Stated task ▸
Below is the data. Give it again, complete and exact.

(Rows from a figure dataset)

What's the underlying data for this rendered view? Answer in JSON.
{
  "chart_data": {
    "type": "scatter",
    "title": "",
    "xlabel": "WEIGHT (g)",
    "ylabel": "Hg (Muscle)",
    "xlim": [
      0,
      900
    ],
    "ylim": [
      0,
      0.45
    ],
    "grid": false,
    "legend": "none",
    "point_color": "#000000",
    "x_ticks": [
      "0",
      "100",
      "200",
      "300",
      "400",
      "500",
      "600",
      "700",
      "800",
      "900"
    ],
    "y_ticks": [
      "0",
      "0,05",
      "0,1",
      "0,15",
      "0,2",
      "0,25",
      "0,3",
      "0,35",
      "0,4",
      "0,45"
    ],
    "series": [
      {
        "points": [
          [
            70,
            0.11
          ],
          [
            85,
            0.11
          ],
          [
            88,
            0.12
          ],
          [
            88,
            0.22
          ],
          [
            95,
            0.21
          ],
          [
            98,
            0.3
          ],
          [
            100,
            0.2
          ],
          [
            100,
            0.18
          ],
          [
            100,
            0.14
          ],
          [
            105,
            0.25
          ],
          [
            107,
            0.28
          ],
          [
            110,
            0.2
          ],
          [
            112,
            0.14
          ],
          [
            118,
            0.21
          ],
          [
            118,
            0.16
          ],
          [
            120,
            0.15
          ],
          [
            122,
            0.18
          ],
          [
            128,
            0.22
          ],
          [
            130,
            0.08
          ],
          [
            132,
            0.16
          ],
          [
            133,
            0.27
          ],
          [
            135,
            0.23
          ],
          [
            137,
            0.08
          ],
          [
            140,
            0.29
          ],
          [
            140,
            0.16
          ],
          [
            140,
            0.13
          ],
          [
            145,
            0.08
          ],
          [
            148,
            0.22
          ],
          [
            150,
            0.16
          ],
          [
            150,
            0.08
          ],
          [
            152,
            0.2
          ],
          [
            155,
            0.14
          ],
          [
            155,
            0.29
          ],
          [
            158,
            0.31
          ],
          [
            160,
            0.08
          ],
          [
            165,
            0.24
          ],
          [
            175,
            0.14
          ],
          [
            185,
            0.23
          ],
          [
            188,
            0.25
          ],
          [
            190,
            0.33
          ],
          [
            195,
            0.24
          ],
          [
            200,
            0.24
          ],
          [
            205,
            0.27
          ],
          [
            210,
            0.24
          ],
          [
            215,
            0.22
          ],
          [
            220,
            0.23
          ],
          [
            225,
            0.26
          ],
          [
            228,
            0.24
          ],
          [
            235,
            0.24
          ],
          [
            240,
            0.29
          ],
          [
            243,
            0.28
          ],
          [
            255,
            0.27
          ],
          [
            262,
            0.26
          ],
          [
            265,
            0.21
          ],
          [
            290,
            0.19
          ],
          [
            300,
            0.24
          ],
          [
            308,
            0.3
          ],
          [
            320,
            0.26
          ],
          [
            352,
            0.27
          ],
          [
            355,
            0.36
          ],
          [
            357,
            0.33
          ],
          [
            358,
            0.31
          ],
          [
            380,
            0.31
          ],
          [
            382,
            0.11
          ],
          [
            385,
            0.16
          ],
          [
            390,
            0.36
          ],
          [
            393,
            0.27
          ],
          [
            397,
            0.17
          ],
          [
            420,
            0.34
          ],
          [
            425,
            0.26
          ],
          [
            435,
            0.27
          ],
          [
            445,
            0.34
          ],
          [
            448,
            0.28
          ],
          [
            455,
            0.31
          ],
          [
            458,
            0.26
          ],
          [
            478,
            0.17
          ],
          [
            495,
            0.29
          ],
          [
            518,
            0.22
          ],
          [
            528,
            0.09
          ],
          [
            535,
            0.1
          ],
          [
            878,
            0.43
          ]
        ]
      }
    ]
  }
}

Exercise solution ▸
What's the underlying data for this rendered view? Answer in JSON.
{
  "chart_data": {
    "type": "scatter",
    "title": "",
    "xlabel": "WEIGHT (g)",
    "ylabel": "Hg (Muscle)",
    "xlim": [
      0,
      900
    ],
    "ylim": [
      0,
      0.45
    ],
    "grid": false,
    "legend": "none",
    "point_color": "#000000",
    "x_ticks": [
      "0",
      "100",
      "200",
      "300",
      "400",
      "500",
      "600",
      "700",
      "800",
      "900"
    ],
    "y_ticks": [
      "0",
      "0,05",
      "0,1",
      "0,15",
      "0,2",
      "0,25",
      "0,3",
      "0,35",
      "0,4",
      "0,45"
    ],
    "series": [
      {
        "points": [
          [
            70,
            0.11
          ],
          [
            85,
            0.11
          ],
          [
            88,
            0.12
          ],
          [
            88,
            0.22
          ],
          [
            95,
            0.21
          ],
          [
            98,
            0.3
          ],
          [
            100,
            0.2
          ],
          [
            100,
            0.18
          ],
          [
            100,
            0.14
          ],
          [
            105,
            0.25
          ],
          [
            107,
            0.28
          ],
          [
            110,
            0.2
          ],
          [
            112,
            0.14
          ],
          [
            118,
            0.21
          ],
          [
            118,
            0.16
          ],
          [
            120,
            0.15
          ],
          [
            122,
            0.18
          ],
          [
            128,
            0.22
          ],
          [
            130,
            0.08
          ],
          [
            132,
            0.16
          ],
          [
            133,
            0.27
          ],
          [
            135,
            0.23
          ],
          [
            137,
            0.08
          ],
          [
            140,
            0.29
          ],
          [
            140,
            0.16
          ],
          [
            140,
            0.13
          ],
          [
            145,
            0.08
          ],
          [
            148,
            0.22
          ],
          [
            150,
            0.16
          ],
          [
            150,
            0.08
          ],
          [
            152,
            0.2
          ],
          [
            155,
            0.14
          ],
          [
            155,
            0.29
          ],
          [
            158,
            0.31
          ],
          [
            160,
            0.08
          ],
          [
            165,
            0.24
          ],
          [
            175,
            0.14
          ],
          [
            185,
            0.23
          ],
          [
            188,
            0.25
          ],
          [
            190,
            0.33
          ],
          [
            195,
            0.24
          ],
          [
            200,
            0.24
          ],
          [
            205,
            0.27
          ],
          [
            210,
            0.24
          ],
          [
            215,
            0.22
          ],
          [
            220,
            0.23
          ],
          [
            225,
            0.26
          ],
          [
            228,
            0.24
          ],
          [
            235,
            0.24
          ],
          [
            240,
            0.29
          ],
          [
            243,
            0.28
          ],
          [
            255,
            0.27
          ],
          [
            262,
            0.26
          ],
          [
            265,
            0.21
          ],
          [
            290,
            0.19
          ],
          [
            300,
            0.24
          ],
          [
            308,
            0.3
          ],
          [
            320,
            0.26
          ],
          [
            352,
            0.27
          ],
          [
            355,
            0.36
          ],
          [
            357,
            0.33
          ],
          [
            358,
            0.31
          ],
          [
            380,
            0.31
          ],
          [
            382,
            0.11
          ],
          [
            385,
            0.16
          ],
          [
            390,
            0.36
          ],
          [
            393,
            0.27
          ],
          [
            397,
            0.17
          ],
          [
            420,
            0.34
          ],
          [
            425,
            0.26
          ],
          [
            435,
            0.27
          ],
          [
            445,
            0.34
          ],
          [
            448,
            0.28
          ],
          [
            455,
            0.31
          ],
          [
            458,
            0.26
          ],
          [
            478,
            0.17
          ],
          [
            495,
            0.29
          ],
          [
            518,
            0.22
          ],
          [
            528,
            0.09
          ],
          [
            535,
            0.1
          ],
          [
            878,
            0.43
          ]
        ]
      }
    ]
  }
}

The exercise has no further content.